» Things to do:
**A)** List every kind of source that the DeepDive passage says applications built with DeepDive have extracted data from.
**B)** Reproduce the DeepDive passage word for word from "- DeepDive is able" to "improve the predictions.".

» Exercise passage:
- DeepDive systems can achieve high quality: PaleoDeepDive has higher quality than human volunteers in extracting complex knowledge in scientific domains and winning performance in entity relation extraction competitions.
- DeepDive is aware that data is often noisy and imprecise: names are misspelled, natural language is ambiguous, and humans make mistakes. Taking such imprecision into account, DeepDive computes calibrated probabilities for every assertion it makes. For example, if DeepDive produces a fact with probability 0.9, the fact is 90% likely to be true.
- DeepDive is able to use large amounts of data from a variety of sources. Applications built using DeepDive have extracted data from millions of documents, web pages, PDFs, tables, and figures.
- DeepDive allows developers to use their knowledge of a given domain to improve the quality of the results by writing simple rules that inform the inference (learning) process. DeepDive can also take into account user feedback on the correctness of the predictions to improve the predictions.

» Entries provided:
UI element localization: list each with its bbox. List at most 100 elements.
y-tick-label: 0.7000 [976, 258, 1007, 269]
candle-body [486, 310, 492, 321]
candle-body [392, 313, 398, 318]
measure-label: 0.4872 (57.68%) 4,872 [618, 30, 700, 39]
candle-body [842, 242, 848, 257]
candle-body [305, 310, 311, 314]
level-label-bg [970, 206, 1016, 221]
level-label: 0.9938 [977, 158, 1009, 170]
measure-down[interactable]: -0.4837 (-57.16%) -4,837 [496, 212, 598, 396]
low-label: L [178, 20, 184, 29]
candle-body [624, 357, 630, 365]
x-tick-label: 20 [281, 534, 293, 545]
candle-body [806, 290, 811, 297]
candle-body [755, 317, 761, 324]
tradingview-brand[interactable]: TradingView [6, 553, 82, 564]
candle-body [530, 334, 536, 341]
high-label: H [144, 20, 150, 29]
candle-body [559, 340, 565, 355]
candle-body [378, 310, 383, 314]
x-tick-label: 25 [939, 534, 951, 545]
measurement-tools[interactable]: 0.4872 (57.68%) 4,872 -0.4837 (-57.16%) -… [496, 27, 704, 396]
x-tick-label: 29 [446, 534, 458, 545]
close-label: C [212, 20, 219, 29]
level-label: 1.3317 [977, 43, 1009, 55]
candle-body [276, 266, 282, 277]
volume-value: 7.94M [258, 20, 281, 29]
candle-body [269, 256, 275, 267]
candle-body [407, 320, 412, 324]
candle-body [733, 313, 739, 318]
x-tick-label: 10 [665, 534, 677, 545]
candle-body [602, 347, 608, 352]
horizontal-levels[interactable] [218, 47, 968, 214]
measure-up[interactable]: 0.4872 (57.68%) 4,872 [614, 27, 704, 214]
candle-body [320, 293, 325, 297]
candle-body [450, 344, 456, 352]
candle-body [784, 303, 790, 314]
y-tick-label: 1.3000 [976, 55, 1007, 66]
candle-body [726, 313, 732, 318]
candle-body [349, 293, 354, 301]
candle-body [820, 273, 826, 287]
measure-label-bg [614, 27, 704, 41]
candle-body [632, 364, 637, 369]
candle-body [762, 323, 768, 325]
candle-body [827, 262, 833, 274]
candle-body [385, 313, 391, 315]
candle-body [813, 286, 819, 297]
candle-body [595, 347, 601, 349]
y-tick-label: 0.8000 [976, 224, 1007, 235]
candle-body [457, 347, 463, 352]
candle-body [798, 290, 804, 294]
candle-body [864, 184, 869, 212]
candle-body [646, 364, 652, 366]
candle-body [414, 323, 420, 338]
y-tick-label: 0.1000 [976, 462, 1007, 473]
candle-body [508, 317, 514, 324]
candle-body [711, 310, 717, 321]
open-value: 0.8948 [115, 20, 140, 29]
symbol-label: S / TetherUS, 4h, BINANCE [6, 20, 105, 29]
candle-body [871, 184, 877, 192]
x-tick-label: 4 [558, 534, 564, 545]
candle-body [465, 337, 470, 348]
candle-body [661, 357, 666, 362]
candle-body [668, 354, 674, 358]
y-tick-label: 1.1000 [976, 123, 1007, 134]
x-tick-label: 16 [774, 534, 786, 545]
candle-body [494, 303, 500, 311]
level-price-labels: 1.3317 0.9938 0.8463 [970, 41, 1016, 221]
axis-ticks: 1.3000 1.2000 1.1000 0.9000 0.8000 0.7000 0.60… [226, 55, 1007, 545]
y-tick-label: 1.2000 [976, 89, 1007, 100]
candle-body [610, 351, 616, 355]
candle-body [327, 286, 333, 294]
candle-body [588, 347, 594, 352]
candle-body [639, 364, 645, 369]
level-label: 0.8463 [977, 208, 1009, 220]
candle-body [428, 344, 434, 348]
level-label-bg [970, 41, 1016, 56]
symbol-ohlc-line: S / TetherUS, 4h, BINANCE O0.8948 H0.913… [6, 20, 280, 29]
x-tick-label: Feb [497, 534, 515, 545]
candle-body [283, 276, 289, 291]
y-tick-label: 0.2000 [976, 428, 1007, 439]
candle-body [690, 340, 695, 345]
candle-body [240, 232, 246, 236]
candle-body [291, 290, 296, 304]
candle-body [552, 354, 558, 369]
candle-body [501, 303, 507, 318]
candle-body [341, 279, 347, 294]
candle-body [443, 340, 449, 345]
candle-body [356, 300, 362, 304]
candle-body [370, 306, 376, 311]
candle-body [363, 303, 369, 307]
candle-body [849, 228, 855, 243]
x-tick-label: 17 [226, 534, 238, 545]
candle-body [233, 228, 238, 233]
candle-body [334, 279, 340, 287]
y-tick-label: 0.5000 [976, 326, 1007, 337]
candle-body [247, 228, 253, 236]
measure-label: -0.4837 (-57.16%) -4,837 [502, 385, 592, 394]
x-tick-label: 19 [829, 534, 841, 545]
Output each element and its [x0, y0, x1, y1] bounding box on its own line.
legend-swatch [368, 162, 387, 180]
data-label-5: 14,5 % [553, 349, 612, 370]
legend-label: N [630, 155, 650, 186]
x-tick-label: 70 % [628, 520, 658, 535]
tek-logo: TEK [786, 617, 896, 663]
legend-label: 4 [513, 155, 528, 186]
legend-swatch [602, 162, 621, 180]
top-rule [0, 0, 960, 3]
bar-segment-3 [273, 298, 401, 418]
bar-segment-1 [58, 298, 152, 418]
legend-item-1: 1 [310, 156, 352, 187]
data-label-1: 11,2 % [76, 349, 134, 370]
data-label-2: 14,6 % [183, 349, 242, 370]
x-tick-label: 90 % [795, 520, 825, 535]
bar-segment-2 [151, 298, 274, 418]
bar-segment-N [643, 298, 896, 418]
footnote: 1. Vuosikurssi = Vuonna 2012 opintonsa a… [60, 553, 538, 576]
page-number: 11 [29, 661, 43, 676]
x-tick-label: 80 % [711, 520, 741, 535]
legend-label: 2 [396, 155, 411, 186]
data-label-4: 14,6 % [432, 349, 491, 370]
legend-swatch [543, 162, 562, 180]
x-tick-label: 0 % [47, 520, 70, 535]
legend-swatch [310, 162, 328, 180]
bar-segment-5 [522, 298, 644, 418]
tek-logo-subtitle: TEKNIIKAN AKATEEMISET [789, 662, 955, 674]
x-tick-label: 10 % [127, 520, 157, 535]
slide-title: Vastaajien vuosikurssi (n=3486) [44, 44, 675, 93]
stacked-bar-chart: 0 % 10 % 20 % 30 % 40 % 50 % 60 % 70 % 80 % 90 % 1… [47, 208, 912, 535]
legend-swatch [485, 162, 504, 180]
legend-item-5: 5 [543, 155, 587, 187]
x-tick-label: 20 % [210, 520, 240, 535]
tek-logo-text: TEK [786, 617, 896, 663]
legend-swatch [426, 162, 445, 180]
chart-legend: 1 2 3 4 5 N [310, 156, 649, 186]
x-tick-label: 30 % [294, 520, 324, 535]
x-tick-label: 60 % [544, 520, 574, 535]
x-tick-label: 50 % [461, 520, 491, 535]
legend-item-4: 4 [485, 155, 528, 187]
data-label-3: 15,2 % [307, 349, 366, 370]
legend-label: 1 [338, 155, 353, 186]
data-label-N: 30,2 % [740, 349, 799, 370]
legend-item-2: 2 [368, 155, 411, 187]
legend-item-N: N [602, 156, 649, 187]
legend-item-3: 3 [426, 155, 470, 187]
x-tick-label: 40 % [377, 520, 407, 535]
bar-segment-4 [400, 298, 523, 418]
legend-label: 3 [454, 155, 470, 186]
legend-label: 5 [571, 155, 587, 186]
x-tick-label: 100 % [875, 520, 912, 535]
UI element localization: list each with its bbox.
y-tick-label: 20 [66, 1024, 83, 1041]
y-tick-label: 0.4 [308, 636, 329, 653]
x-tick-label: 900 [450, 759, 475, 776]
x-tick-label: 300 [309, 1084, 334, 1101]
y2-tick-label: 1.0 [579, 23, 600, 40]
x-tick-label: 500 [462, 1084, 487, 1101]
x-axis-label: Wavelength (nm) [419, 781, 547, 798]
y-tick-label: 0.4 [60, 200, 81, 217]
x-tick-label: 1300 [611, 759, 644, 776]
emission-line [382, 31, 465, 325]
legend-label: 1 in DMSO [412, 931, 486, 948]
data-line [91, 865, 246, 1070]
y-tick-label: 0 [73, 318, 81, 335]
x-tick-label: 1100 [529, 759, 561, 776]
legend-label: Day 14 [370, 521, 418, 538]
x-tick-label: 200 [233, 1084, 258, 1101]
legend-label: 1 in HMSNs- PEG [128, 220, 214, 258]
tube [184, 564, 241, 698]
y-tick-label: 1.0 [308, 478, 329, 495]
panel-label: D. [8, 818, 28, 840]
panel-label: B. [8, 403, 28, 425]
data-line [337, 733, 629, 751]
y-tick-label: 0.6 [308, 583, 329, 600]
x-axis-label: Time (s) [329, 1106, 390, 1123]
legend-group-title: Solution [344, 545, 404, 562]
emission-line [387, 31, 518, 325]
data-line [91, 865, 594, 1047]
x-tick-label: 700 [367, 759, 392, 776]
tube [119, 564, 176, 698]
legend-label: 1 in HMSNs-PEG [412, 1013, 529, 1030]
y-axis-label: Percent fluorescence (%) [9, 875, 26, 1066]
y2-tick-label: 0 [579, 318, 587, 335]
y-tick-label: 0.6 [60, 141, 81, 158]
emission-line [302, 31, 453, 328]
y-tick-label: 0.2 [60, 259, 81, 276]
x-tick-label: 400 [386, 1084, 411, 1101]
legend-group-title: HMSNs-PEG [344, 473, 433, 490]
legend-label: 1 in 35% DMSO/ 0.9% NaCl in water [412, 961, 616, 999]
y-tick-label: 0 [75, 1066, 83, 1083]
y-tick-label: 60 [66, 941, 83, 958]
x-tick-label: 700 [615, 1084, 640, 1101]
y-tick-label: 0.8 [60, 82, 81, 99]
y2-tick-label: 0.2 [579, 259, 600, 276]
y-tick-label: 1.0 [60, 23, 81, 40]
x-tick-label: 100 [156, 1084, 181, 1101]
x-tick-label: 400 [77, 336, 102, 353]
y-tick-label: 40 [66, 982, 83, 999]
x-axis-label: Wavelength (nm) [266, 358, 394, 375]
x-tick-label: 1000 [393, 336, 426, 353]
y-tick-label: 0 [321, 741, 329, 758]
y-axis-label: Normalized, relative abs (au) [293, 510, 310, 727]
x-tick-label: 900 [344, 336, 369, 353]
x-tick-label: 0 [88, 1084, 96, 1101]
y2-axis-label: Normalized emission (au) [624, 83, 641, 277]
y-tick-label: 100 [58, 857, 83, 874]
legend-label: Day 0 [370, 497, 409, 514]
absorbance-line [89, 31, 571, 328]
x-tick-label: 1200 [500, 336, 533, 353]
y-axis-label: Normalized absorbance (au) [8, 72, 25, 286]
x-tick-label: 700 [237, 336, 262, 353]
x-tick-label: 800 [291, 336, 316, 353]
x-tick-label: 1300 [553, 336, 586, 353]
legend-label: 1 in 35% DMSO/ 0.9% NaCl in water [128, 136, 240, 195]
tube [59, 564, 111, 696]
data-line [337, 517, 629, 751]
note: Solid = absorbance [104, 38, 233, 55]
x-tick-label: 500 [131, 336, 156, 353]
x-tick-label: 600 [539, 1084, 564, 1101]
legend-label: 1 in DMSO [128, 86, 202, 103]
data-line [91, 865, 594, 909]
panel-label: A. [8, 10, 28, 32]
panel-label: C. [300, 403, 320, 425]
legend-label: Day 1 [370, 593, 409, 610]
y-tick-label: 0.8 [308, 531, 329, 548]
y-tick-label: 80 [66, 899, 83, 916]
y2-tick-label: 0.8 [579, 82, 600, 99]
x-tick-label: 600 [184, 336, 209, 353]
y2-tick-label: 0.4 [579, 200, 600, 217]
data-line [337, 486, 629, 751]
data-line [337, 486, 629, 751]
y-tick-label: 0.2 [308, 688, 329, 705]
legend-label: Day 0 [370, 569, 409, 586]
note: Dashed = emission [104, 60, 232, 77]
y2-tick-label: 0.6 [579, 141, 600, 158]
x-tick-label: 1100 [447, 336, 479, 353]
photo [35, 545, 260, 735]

» Solutions per task:
**A)** documents, web pages, PDFs, tables, figures

**B)**
- DeepDive is able to use large amounts of data from a variety of sources. Applications built using DeepDive have extracted data from millions of documents, web pages, PDFs, tables, and figures.
- DeepDive allows developers to use their knowledge of a given domain to improve the quality of the results by writing simple rules that inform the inference (learning) process. DeepDive can also take into account user feedback on the correctness of the predictions to improve the predictions.